--- BEGIN Exercise material ---

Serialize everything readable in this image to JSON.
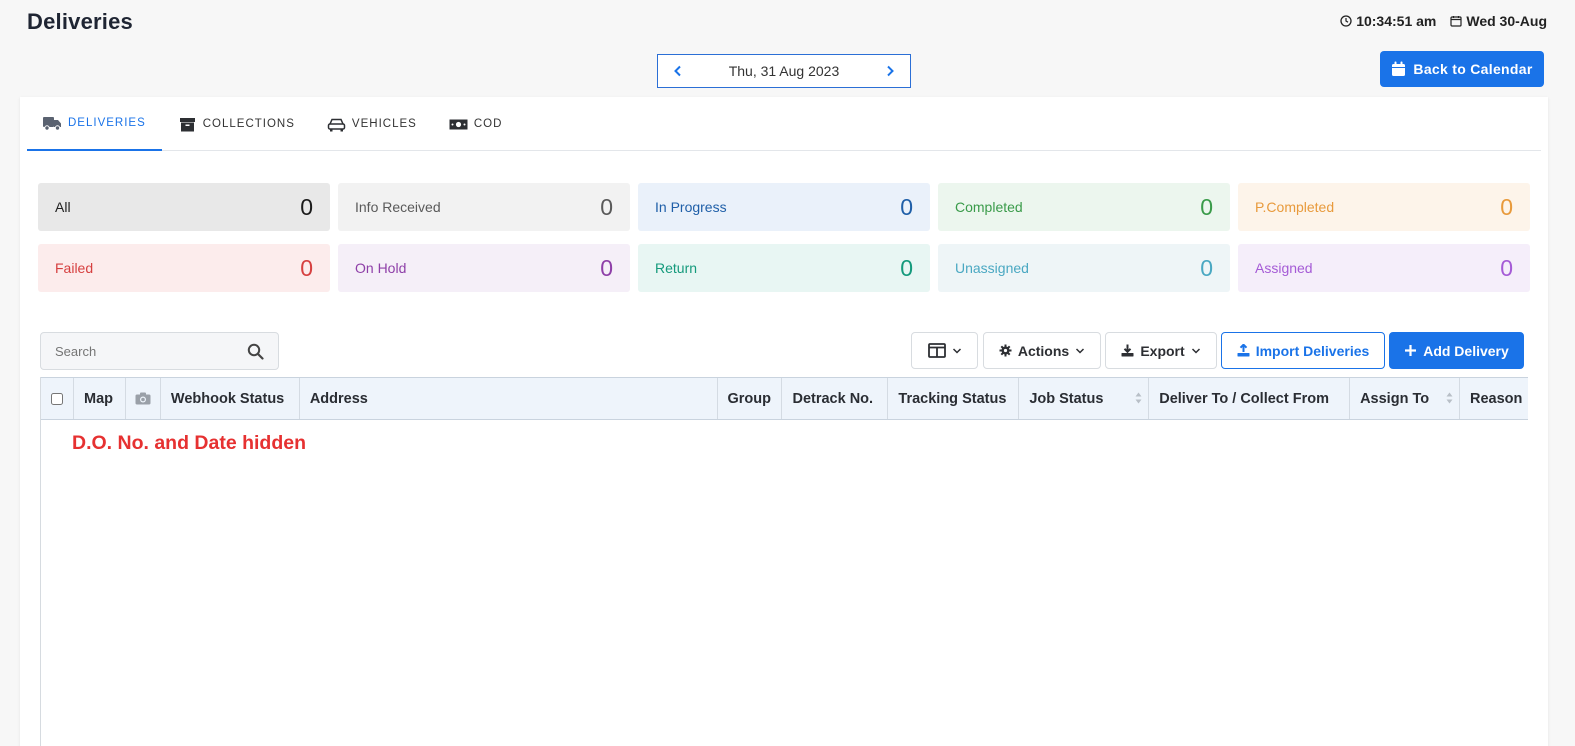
{
  "header": {
    "title": "Deliveries",
    "time": "10:34:51 am",
    "date": "Wed 30-Aug"
  },
  "date_nav": {
    "current": "Thu, 31 Aug 2023"
  },
  "back_button": {
    "label": "Back to Calendar"
  },
  "tabs": [
    {
      "label": "DELIVERIES",
      "icon": "truck-icon",
      "active": true
    },
    {
      "label": "COLLECTIONS",
      "icon": "archive-icon",
      "active": false
    },
    {
      "label": "VEHICLES",
      "icon": "car-icon",
      "active": false
    },
    {
      "label": "COD",
      "icon": "money-icon",
      "active": false
    }
  ],
  "stats": [
    {
      "label": "All",
      "value": "0",
      "bg": "#e8e8e8",
      "color": "#1b1b1b"
    },
    {
      "label": "Info Received",
      "value": "0",
      "bg": "#f2f2f2",
      "color": "#5a5a5a"
    },
    {
      "label": "In Progress",
      "value": "0",
      "bg": "#eaf1fa",
      "color": "#1f5fa8"
    },
    {
      "label": "Completed",
      "value": "0",
      "bg": "#ecf6ee",
      "color": "#3a9b4a"
    },
    {
      "label": "P.Completed",
      "value": "0",
      "bg": "#fdf4ea",
      "color": "#e89a3c"
    },
    {
      "label": "Failed",
      "value": "0",
      "bg": "#fcecec",
      "color": "#d64040"
    },
    {
      "label": "On Hold",
      "value": "0",
      "bg": "#f5eff8",
      "color": "#8e3fa8"
    },
    {
      "label": "Return",
      "value": "0",
      "bg": "#e8f6f3",
      "color": "#159a7c"
    },
    {
      "label": "Unassigned",
      "value": "0",
      "bg": "#eef5f7",
      "color": "#4aa8c2"
    },
    {
      "label": "Assigned",
      "value": "0",
      "bg": "#f5eefa",
      "color": "#a55bd6"
    }
  ],
  "search": {
    "placeholder": "Search"
  },
  "toolbar": {
    "actions_label": "Actions",
    "export_label": "Export",
    "import_label": "Import Deliveries",
    "add_label": "Add Delivery"
  },
  "table": {
    "columns": [
      "Map",
      "",
      "Webhook Status",
      "Address",
      "Group",
      "Detrack No.",
      "Tracking Status",
      "Job Status",
      "Deliver To / Collect From",
      "Assign To",
      "Reason"
    ]
  },
  "note": "D.O. No. and Date hidden",
  "colors": {
    "accent": "#1a73e8",
    "note": "#e63131"
  }
}
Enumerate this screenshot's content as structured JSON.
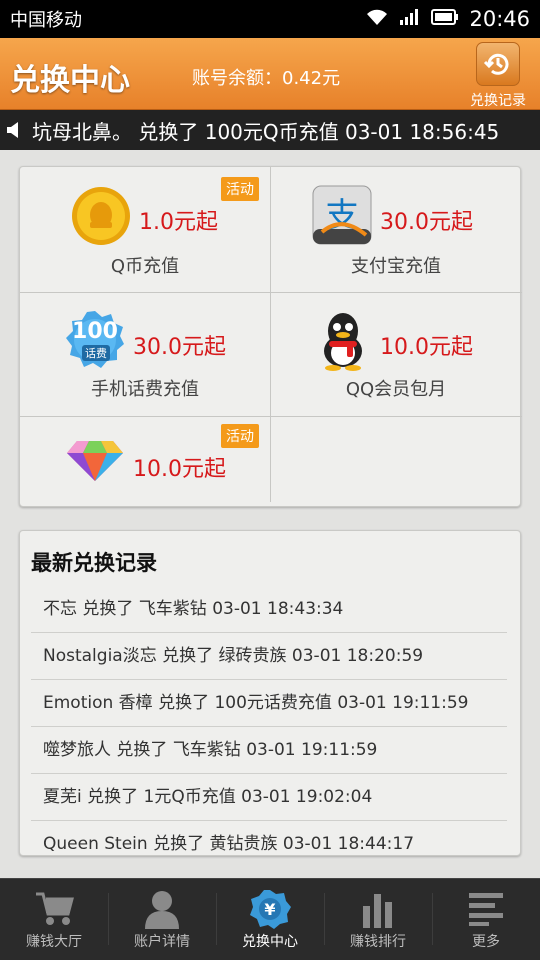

--- END Exercise material ---

• [To do]:
Report only the number of lines that hold the word "Status".

• [Right answer]:
3